◆ 本文抜粋
皆さん、おはようございます。
今日11月17日は「将棋の日」です。江戸幕府8代将軍、徳川 吉宗が「御城将棋の日」とし、年に1回の御前対局を制度化したことから、日本将棋連盟が1975年に「将棋の日」を制定しました。
将棋といえば、今年2023年10月11日、23歳の藤井 聡太さんが8大タイトル制覇を達成したことで話題となりました。
厳しい勝負の世界に生きているプロ棋士の方は、多くの著書や名言を残されています。いくつかを紹介しましょう。
『いつも私は「忍」をモットーとし、「七転八起」を座右の銘として戦ってきた。勝負は日常心にある。不運が続くと思ったら虚心になって変化を目指せ。不運を幸運に変える要諦はこれしかない。性格の激しい人、口の達者な人、目立ちたがり屋の人も永続きしない。無口な人間が勝ち残るだろう。』(大山 康晴)

◆ 課題 1
将棋の日の文章から、「皆さん、おはようございます。」を含む言葉で始まり「されています。いくつかを紹介しましょう。」で終わる部分を、一字も変えずに書き写してください。
将棋の日の文章と、あとに続くリストは、それぞれ別のところから取ったものです。

◆ リスト項目
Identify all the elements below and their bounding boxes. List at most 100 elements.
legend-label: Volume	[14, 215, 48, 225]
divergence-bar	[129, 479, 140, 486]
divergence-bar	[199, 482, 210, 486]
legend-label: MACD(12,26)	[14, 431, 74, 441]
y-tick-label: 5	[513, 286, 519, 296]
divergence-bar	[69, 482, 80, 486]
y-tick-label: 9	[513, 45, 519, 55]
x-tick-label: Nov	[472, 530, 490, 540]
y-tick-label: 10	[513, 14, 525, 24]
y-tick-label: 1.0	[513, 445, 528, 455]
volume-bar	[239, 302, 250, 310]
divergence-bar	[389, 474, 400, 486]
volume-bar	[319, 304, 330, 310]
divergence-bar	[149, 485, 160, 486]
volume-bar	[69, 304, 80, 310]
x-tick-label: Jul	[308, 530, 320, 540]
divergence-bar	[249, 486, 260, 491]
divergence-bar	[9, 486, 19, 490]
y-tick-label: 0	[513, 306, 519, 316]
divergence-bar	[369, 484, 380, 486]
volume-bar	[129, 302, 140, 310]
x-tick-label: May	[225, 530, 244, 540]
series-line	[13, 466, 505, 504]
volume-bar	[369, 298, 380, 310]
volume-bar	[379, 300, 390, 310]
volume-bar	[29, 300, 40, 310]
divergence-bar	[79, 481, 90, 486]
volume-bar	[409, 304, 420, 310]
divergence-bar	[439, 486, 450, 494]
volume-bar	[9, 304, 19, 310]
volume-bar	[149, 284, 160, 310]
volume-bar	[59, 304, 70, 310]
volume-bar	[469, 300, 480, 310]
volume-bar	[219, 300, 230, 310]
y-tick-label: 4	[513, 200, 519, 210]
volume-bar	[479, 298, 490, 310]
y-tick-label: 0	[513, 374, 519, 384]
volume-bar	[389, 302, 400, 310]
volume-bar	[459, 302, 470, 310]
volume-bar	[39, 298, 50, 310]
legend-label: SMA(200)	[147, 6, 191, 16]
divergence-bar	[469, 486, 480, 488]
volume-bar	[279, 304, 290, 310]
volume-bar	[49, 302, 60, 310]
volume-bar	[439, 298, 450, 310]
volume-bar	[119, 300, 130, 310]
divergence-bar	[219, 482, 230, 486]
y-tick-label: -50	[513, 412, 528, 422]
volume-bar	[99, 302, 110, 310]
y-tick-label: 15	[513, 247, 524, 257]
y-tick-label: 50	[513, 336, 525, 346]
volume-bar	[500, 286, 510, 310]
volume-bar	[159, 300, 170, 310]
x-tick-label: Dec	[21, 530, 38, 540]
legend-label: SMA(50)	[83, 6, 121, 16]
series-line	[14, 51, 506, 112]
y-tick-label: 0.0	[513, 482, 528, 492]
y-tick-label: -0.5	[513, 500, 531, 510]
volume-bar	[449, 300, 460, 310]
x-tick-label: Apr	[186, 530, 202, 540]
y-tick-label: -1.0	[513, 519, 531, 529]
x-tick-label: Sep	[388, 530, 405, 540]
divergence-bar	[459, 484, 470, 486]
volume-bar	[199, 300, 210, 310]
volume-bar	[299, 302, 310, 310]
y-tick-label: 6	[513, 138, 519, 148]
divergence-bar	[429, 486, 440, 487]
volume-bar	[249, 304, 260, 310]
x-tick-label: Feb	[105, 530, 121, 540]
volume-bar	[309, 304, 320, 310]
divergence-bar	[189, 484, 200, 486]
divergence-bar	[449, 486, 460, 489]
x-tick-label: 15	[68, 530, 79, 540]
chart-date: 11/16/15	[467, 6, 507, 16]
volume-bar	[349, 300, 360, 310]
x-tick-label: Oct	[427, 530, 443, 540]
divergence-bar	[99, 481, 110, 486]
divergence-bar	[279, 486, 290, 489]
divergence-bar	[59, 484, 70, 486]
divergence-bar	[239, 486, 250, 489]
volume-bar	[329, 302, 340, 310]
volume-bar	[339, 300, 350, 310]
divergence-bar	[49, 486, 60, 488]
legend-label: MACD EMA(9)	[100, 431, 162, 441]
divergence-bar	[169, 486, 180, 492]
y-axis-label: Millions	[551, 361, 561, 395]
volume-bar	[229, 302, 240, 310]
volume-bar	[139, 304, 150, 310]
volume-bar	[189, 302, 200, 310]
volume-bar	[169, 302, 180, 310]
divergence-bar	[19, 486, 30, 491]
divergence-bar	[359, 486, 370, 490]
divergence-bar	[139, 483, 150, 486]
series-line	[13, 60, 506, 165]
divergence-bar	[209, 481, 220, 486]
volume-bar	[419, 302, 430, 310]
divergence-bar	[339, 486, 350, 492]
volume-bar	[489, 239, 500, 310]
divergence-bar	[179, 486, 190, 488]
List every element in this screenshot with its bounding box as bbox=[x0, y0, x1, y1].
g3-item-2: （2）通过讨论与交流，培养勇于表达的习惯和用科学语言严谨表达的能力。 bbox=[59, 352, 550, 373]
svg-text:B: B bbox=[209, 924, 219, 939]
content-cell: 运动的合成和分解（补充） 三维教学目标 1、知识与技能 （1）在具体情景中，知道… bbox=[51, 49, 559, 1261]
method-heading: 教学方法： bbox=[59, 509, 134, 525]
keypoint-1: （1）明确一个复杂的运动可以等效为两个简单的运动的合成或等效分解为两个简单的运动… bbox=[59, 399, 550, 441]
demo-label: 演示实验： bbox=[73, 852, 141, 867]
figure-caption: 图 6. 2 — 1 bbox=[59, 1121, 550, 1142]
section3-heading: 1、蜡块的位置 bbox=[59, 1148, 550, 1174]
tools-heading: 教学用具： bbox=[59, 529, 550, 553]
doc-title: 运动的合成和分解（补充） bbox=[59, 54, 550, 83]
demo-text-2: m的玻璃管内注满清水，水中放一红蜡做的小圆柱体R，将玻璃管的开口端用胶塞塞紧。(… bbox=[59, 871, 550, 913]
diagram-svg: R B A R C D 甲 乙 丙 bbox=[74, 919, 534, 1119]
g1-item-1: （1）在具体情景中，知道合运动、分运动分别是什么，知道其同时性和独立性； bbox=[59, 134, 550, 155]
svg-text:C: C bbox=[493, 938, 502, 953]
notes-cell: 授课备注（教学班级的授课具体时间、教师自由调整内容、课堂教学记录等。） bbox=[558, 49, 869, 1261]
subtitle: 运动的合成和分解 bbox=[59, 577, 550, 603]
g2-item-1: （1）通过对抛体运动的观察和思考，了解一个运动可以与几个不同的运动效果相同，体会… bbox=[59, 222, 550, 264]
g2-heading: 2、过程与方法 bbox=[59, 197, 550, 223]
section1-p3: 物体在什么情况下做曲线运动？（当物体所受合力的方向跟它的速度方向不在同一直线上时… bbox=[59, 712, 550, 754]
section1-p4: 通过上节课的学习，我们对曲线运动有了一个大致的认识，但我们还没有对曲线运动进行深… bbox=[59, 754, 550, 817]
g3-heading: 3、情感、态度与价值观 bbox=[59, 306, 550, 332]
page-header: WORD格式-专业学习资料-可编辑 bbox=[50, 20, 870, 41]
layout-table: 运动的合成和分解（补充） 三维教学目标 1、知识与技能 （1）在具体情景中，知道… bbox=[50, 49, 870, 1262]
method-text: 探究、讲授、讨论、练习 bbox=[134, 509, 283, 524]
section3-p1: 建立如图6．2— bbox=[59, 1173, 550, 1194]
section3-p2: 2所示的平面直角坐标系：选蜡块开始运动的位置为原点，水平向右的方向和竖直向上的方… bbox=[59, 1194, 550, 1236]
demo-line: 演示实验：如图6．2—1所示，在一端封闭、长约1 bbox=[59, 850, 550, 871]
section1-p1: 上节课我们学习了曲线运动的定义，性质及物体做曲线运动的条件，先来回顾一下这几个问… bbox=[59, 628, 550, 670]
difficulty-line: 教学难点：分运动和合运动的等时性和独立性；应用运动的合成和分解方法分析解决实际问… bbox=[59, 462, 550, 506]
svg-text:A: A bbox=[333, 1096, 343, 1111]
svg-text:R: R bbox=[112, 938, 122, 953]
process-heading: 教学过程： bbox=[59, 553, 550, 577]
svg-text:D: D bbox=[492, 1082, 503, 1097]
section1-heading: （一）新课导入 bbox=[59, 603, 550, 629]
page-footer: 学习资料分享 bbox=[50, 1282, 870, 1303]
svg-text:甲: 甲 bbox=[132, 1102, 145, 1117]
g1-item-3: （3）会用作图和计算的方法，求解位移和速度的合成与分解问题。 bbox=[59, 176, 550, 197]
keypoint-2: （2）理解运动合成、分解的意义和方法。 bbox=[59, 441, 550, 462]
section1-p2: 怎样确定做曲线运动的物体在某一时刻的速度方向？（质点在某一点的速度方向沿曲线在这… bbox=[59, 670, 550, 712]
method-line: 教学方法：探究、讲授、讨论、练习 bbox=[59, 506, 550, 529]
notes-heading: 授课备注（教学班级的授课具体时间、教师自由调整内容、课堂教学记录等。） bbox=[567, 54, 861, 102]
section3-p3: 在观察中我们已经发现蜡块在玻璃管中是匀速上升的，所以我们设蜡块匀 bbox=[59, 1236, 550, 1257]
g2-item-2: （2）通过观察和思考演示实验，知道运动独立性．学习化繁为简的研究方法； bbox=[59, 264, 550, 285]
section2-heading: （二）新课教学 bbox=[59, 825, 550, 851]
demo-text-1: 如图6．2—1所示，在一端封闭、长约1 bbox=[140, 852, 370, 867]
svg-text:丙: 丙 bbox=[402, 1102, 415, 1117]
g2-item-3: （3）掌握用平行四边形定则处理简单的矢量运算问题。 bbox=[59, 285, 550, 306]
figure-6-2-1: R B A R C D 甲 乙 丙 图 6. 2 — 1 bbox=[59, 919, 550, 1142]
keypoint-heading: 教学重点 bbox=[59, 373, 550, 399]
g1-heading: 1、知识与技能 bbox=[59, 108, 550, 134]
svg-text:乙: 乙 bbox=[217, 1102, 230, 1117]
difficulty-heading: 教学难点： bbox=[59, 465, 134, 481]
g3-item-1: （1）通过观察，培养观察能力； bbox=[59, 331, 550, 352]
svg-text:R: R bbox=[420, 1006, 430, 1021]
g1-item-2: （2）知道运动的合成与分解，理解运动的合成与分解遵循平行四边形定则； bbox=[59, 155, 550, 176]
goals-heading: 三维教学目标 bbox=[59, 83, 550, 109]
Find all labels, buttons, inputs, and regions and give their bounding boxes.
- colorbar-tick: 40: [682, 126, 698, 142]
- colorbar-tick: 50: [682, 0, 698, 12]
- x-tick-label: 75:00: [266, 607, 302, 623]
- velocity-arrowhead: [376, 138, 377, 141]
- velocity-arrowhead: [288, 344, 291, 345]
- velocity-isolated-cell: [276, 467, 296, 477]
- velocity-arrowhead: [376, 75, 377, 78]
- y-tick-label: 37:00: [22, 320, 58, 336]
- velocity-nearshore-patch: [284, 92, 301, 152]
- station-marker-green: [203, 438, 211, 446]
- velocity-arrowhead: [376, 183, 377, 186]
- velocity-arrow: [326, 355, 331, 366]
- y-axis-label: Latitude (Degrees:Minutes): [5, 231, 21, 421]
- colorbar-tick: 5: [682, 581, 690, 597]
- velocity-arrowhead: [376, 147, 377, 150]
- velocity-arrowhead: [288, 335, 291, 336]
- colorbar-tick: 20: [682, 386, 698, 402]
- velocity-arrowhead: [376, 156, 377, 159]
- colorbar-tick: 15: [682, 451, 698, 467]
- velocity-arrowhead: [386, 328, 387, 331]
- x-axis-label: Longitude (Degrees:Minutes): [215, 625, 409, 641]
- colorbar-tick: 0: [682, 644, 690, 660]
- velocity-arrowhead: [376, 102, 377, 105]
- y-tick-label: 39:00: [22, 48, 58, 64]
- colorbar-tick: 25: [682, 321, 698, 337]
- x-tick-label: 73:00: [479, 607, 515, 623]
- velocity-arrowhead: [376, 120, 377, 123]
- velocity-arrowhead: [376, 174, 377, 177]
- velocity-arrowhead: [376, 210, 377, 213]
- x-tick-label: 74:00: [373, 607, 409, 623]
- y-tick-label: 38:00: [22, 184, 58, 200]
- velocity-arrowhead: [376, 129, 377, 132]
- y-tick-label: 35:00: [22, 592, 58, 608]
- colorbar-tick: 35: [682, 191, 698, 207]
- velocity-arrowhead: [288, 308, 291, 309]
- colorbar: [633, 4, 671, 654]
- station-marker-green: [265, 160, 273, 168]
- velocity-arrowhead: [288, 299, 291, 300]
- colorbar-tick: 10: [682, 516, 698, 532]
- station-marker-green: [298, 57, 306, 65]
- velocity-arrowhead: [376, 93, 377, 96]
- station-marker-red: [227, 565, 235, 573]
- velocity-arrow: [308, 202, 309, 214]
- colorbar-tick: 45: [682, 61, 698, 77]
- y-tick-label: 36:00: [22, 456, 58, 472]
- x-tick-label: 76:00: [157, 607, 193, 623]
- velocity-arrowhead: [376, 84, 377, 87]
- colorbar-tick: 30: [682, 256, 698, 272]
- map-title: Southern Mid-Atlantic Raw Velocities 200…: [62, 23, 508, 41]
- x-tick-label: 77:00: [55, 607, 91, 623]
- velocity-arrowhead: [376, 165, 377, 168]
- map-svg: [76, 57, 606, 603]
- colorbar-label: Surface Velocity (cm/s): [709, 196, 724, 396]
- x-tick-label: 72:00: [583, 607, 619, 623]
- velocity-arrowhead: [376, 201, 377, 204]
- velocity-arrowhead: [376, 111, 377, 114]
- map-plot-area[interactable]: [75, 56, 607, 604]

◆ 課題 2
リストから、「MACD」という文字列が入っている行をすべて抜き出してください。

◆ 出力結果 1
皆さん、おはようございます。
今日11月17日は「将棋の日」です。江戸幕府8代将軍、徳川 吉宗が「御城将棋の日」とし、年に1回の御前対局を制度化したことから、日本将棋連盟が1975年に「将棋の日」を制定しました。
将棋といえば、今年2023年10月11日、23歳の藤井 聡太さんが8大タイトル制覇を達成したことで話題となりました。
厳しい勝負の世界に生きているプロ棋士の方は、多くの著書や名言を残されています。いくつかを紹介しましょう。

◆ 出力結果 2
legend-label: MACD(12,26)	[14, 431, 74, 441]
legend-label: MACD EMA(9)	[100, 431, 162, 441]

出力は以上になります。